# [DOCUMENT PASSAGE]
What SC65A.3 demonstrates is that resistance genes existed in nature millennia before humans ever developed antibiotics. This bacterium was never exposed to a hospital, a pharmacy, or a farm. It was frozen in a cave. Yet it carries the genetic tools to defeat drugs that modern medicine depends on.
Researchers note that the genes identified in SC65A.3 help it cope with environmental stress in general — extreme cold and nutrient scarcity — and that some of those same genetic mechanisms happen to confer resistance to antibiotics as well. Resistance, in this view, is partly a byproduct of survival biology that predates human civilization entirely.
This doesn’t mean the antibiotic resistance crisis isn’t real or urgent. It means the problem has deeper roots than previously understood, and that the reservoir of resistance genes in the natural world — including in ancient, frozen environments — is far larger than scientists had accounted for.
What This Means for People Facing Serious Infections Today
The practical implications are sobering. The antibiotics that SC65A.3 resists are not last-resort drugs sitting in a vault somewhere. They are front-line treatments for conditions that send people to hospitals every day — pneumonia, sepsis, urinary tract infections, skin infections, and more.
If ancient environments like Scărișoara harbor microbes pre-equipped with resistance genes, then melting permafrost, thawing glaciers, and disturbed ancient ice deposits around the world could potentially release similar organisms into modern ecosystems. Climate change, in this context, isn’t just an environmental issue — it becomes a microbial one too.
Scientists also point to the hopeful side of this discovery. Studying how ancient bacteria like SC65A.3 manage resistance at the genetic level could help researchers understand the fundamental biology of resistance itself — knowledge that might eventually be used to design drugs that these mechanisms cannot defeat.

# [TASKS AND EXERCISES]
a) In the passage about the SC65A.3 bacterium, shorten the paragraph beginning "The practical implications are sobering" to one or two sentences that keep its main facts.
b) From the passage about the SC65A.3 bacterium, extract the text word for word, starting at "This doesn’t mean" and ending at "infections, and more.".
The entries that follow have no connection to the passage above.

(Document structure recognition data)

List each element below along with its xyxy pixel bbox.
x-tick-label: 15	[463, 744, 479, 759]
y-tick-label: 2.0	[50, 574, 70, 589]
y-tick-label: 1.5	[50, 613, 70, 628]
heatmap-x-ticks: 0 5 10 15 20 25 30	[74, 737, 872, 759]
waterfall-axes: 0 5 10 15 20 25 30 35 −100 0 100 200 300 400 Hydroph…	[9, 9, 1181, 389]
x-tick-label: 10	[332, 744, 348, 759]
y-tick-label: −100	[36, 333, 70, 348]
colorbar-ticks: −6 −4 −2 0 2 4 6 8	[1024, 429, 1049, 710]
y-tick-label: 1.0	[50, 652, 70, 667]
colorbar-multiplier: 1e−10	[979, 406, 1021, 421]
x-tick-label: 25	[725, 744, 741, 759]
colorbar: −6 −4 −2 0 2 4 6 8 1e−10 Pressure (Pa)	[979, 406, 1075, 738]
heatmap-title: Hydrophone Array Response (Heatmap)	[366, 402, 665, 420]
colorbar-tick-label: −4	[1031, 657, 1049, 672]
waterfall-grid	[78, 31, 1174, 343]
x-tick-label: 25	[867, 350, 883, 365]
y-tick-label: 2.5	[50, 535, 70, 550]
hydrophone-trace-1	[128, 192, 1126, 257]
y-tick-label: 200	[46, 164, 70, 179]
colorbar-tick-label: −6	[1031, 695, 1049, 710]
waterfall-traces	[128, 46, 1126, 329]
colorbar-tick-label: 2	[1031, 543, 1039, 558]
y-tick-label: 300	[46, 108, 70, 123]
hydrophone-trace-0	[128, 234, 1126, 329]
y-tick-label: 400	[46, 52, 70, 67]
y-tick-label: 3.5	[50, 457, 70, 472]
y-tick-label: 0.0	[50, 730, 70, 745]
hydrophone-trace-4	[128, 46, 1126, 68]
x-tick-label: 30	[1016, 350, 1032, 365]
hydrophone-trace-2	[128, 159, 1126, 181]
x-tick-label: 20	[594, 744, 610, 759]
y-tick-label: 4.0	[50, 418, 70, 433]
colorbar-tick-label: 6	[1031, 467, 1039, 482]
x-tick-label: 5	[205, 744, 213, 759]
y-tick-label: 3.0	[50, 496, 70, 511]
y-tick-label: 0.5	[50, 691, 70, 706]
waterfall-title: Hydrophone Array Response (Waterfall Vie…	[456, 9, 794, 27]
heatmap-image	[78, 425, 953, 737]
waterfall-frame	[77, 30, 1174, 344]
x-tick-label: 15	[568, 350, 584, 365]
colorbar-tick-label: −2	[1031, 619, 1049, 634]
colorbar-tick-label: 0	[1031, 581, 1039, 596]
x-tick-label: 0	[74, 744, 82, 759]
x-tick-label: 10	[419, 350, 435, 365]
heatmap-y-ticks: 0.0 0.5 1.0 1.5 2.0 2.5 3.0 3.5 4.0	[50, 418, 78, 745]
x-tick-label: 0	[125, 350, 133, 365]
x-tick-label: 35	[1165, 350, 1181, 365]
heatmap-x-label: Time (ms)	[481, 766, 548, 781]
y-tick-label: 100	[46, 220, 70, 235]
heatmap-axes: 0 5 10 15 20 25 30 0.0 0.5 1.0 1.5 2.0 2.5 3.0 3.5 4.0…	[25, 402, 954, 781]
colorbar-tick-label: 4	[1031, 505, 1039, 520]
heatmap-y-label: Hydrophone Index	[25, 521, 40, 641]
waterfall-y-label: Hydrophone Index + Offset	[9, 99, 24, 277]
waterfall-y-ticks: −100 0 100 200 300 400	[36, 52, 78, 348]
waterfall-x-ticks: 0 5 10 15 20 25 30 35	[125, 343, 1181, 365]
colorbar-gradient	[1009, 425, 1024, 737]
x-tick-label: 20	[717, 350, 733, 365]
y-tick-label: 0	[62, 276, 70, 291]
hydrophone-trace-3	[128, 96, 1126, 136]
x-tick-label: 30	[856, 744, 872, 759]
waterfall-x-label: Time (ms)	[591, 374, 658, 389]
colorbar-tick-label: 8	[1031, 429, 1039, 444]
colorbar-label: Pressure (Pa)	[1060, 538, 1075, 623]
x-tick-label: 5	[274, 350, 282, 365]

# [RESULTS BY TASK]
a) The antibiotics SC65A.3 resists are front-line treatments, not last-resort drugs. They are used every day for conditions such as pneumonia, sepsis, urinary tract infections and skin infections.

b)
This doesn’t mean the antibiotic resistance crisis isn’t real or urgent. It means the problem has deeper roots than previously understood, and that the reservoir of resistance genes in the natural world — including in ancient, frozen environments — is far larger than scientists had accounted for.
What This Means for People Facing Serious Infections Today
The practical implications are sobering. The antibiotics that SC65A.3 resists are not last-resort drugs sitting in a vault somewhere. They are front-line treatments for conditions that send people to hospitals every day — pneumonia, sepsis, urinary tract infections, skin infections, and more.